Boxed element material
<<<<
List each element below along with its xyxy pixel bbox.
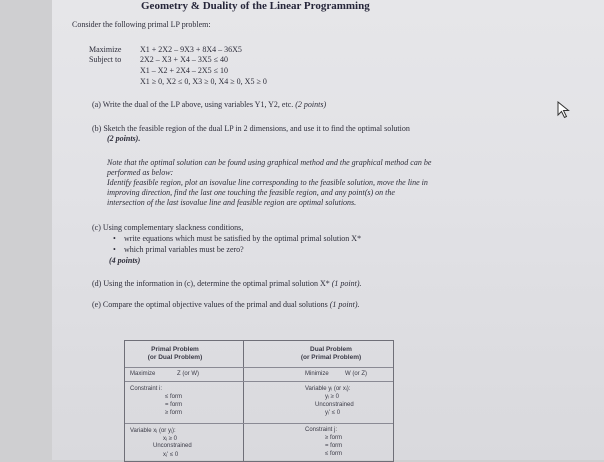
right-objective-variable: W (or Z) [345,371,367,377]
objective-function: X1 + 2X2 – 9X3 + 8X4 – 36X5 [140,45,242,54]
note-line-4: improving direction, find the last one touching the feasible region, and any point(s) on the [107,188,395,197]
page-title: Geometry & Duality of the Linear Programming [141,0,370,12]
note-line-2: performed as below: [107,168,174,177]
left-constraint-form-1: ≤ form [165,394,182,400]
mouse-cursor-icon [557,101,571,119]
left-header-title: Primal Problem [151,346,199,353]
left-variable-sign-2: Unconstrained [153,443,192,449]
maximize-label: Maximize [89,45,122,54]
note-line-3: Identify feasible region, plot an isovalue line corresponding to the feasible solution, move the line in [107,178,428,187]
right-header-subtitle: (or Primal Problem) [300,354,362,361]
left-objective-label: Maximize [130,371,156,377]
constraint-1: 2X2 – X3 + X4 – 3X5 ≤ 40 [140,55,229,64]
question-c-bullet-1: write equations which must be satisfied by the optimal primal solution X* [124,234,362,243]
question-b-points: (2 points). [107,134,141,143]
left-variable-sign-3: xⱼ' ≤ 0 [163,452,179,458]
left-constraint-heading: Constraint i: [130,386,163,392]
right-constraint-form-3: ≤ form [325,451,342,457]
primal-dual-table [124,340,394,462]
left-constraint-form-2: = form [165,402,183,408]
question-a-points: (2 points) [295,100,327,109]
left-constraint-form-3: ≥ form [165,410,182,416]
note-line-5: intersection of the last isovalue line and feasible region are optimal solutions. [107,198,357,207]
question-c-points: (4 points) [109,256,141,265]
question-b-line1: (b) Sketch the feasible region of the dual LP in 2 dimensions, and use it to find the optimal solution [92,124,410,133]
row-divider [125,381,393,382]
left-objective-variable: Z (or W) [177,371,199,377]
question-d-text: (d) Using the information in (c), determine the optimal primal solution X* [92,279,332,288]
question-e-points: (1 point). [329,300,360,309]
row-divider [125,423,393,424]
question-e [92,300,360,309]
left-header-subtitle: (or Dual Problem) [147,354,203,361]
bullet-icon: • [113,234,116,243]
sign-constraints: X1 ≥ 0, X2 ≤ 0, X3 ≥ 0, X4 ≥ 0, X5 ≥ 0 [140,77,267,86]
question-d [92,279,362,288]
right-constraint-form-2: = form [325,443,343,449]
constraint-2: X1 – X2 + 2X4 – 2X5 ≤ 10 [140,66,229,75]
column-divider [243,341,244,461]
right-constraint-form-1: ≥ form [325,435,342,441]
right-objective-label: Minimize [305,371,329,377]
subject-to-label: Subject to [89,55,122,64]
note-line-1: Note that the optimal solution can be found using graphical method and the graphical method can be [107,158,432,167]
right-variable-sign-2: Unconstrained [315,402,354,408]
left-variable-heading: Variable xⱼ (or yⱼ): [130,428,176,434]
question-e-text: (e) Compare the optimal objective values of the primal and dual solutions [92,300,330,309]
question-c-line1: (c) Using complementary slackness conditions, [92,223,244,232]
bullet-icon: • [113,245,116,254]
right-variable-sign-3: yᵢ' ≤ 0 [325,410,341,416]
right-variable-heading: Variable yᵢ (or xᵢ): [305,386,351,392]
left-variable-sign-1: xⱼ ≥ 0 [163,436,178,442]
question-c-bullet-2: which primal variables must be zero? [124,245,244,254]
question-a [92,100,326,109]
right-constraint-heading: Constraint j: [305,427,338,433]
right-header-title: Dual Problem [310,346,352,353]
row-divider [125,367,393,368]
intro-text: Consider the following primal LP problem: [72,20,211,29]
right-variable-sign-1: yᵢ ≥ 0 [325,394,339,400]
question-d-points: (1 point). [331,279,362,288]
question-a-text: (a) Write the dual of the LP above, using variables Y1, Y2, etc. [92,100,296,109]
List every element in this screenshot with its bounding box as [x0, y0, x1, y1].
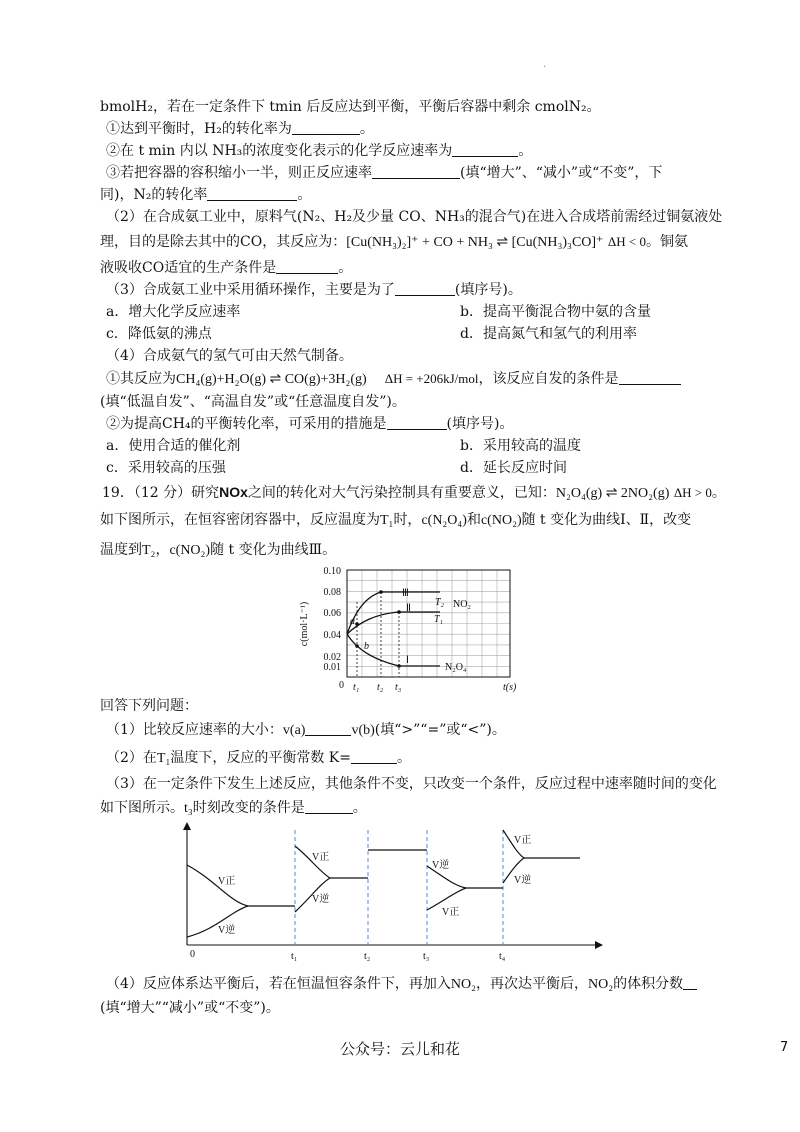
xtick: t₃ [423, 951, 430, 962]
>>>>
# WORK INSTRUCTIONS
Extract the lines of the material between the line containing "right-objective-variable: W (or" and the line containing "note-line-4: improving direction, find", inclusive, and reproduce them without any changes.

# TASK RESPONSE
right-objective-variable: W (or Z) [345,371,367,377]
objective-function: X1 + 2X2 – 9X3 + 8X4 – 36X5 [140,45,242,54]
note-line-4: improving direction, find the last one touching the feasible region, and any point(s) on the [107,188,395,197]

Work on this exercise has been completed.